== Data supplied ==
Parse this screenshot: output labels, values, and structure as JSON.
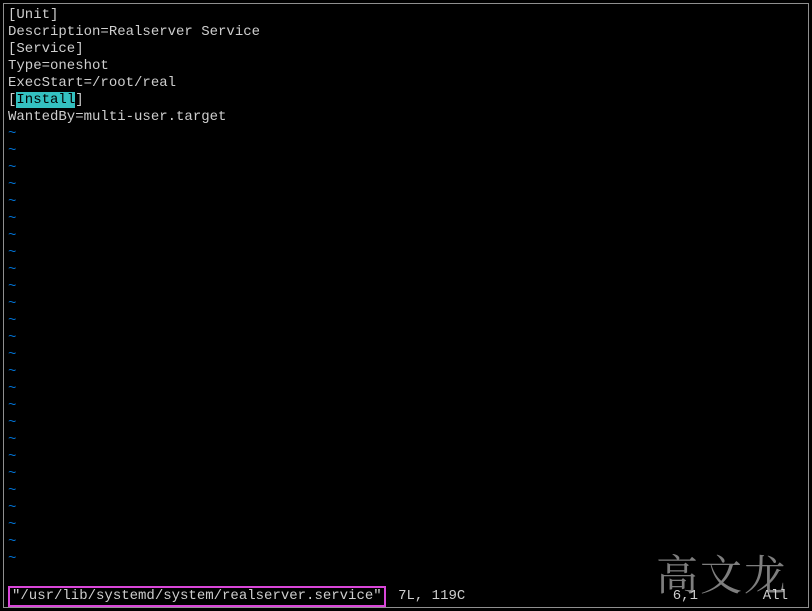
{
  "file": {
    "lines": [
      {
        "type": "plain",
        "text": "[Unit]"
      },
      {
        "type": "plain",
        "text": "Description=Realserver Service"
      },
      {
        "type": "plain",
        "text": "[Service]"
      },
      {
        "type": "plain",
        "text": "Type=oneshot"
      },
      {
        "type": "plain",
        "text": "ExecStart=/root/real"
      },
      {
        "type": "hl",
        "prefix": "[",
        "hl": "Install",
        "suffix": "]"
      },
      {
        "type": "plain",
        "text": "WantedBy=multi-user.target"
      }
    ]
  },
  "tilde": "~",
  "empty_line_count": 26,
  "status": {
    "filepath": "\"/usr/lib/systemd/system/realserver.service\"",
    "info": "7L, 119C",
    "cursor": "6,1",
    "scroll": "All"
  },
  "watermark": "高文龙"
}
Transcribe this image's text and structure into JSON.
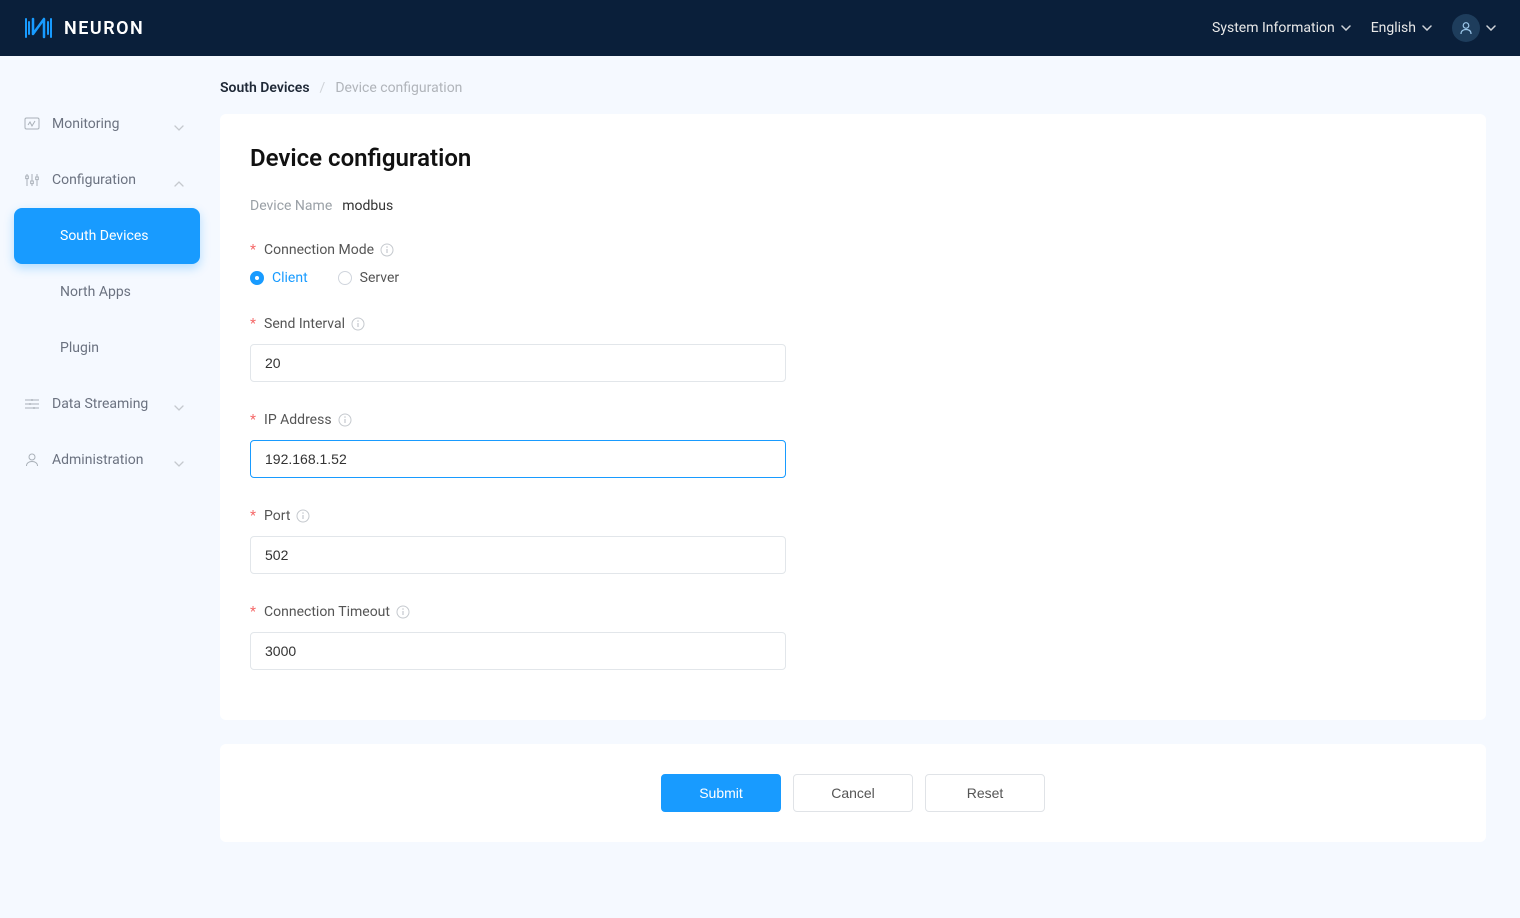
{
  "brand": {
    "name": "NEURON"
  },
  "header": {
    "system_info": "System Information",
    "language": "English"
  },
  "sidebar": {
    "monitoring": "Monitoring",
    "configuration": "Configuration",
    "south_devices": "South Devices",
    "north_apps": "North Apps",
    "plugin": "Plugin",
    "data_streaming": "Data Streaming",
    "administration": "Administration"
  },
  "breadcrumb": {
    "root": "South Devices",
    "current": "Device configuration"
  },
  "page": {
    "title": "Device configuration",
    "device_name_label": "Device Name",
    "device_name_value": "modbus"
  },
  "form": {
    "connection_mode": {
      "label": "Connection Mode",
      "options": {
        "client": "Client",
        "server": "Server"
      },
      "value": "client"
    },
    "send_interval": {
      "label": "Send Interval",
      "value": "20"
    },
    "ip_address": {
      "label": "IP Address",
      "value": "192.168.1.52"
    },
    "port": {
      "label": "Port",
      "value": "502"
    },
    "connection_timeout": {
      "label": "Connection Timeout",
      "value": "3000"
    }
  },
  "buttons": {
    "submit": "Submit",
    "cancel": "Cancel",
    "reset": "Reset"
  }
}
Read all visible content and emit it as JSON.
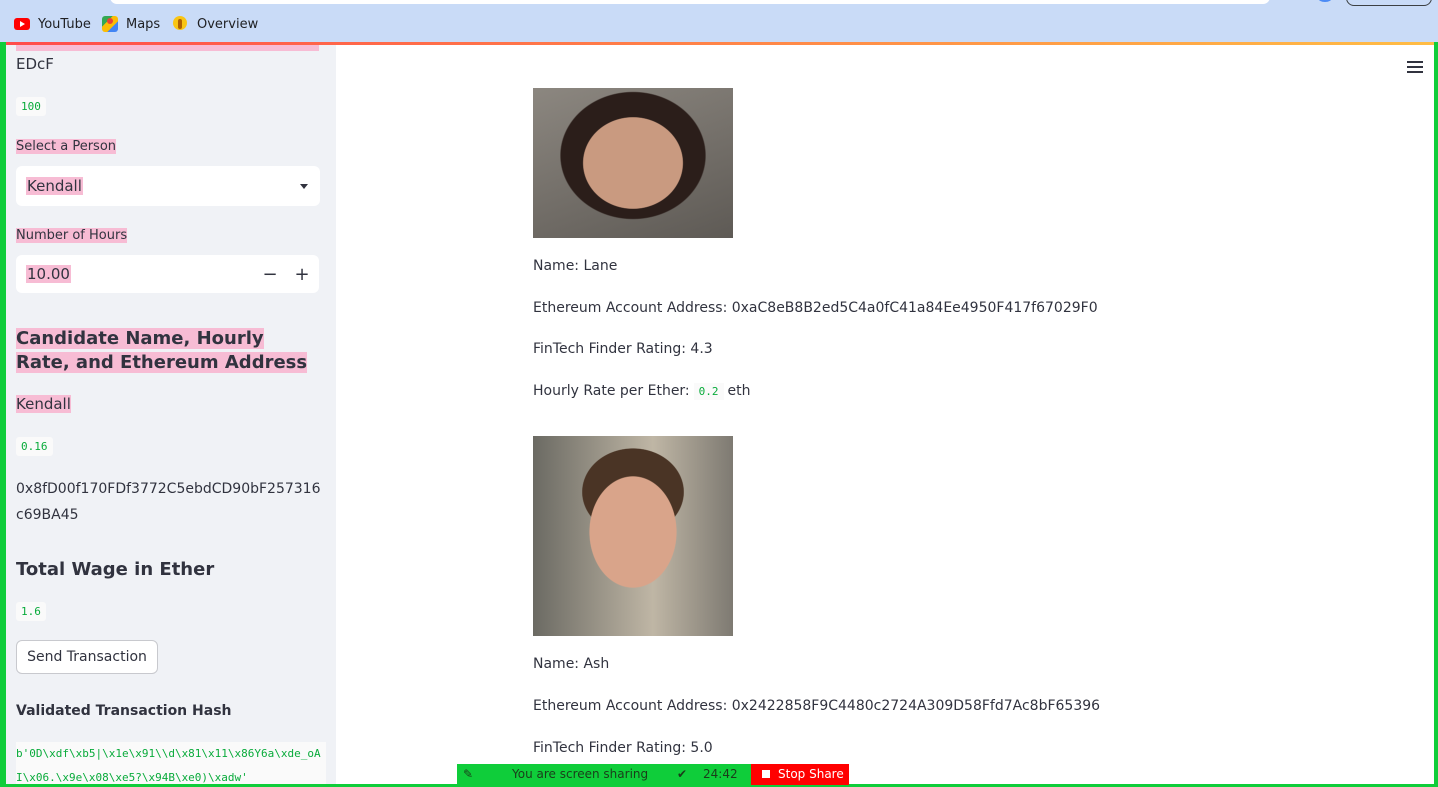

== Task goal ==
Would you set down the listing exactly, omitting pictures?

== The response ==
Parse this screenshot: output labels, values, and structure as JSON.
{
  "file": {
    "lines": [
      {
        "type": "plain",
        "text": "[Unit]"
      },
      {
        "type": "plain",
        "text": "Description=Realserver Service"
      },
      {
        "type": "plain",
        "text": "[Service]"
      },
      {
        "type": "plain",
        "text": "Type=oneshot"
      },
      {
        "type": "plain",
        "text": "ExecStart=/root/real"
      },
      {
        "type": "hl",
        "prefix": "[",
        "hl": "Install",
        "suffix": "]"
      },
      {
        "type": "plain",
        "text": "WantedBy=multi-user.target"
      }
    ]
  },
  "tilde": "~",
  "empty_line_count": 26,
  "status": {
    "filepath": "\"/usr/lib/systemd/system/realserver.service\"",
    "info": "7L, 119C",
    "cursor": "6,1",
    "scroll": "All"
  },
  "watermark": "高文龙"
}
Transcribe this image's text and structure into JSON.
{
  "brand": {
    "name": "NEURON"
  },
  "header": {
    "system_info": "System Information",
    "language": "English"
  },
  "sidebar": {
    "monitoring": "Monitoring",
    "configuration": "Configuration",
    "south_devices": "South Devices",
    "north_apps": "North Apps",
    "plugin": "Plugin",
    "data_streaming": "Data Streaming",
    "administration": "Administration"
  },
  "breadcrumb": {
    "root": "South Devices",
    "current": "Device configuration"
  },
  "page": {
    "title": "Device configuration",
    "device_name_label": "Device Name",
    "device_name_value": "modbus"
  },
  "form": {
    "connection_mode": {
      "label": "Connection Mode",
      "options": {
        "client": "Client",
        "server": "Server"
      },
      "value": "client"
    },
    "send_interval": {
      "label": "Send Interval",
      "value": "20"
    },
    "ip_address": {
      "label": "IP Address",
      "value": "192.168.1.52"
    },
    "port": {
      "label": "Port",
      "value": "502"
    },
    "connection_timeout": {
      "label": "Connection Timeout",
      "value": "3000"
    }
  },
  "buttons": {
    "submit": "Submit",
    "cancel": "Cancel",
    "reset": "Reset"
  }
}
Read all visible content and emit it as JSON.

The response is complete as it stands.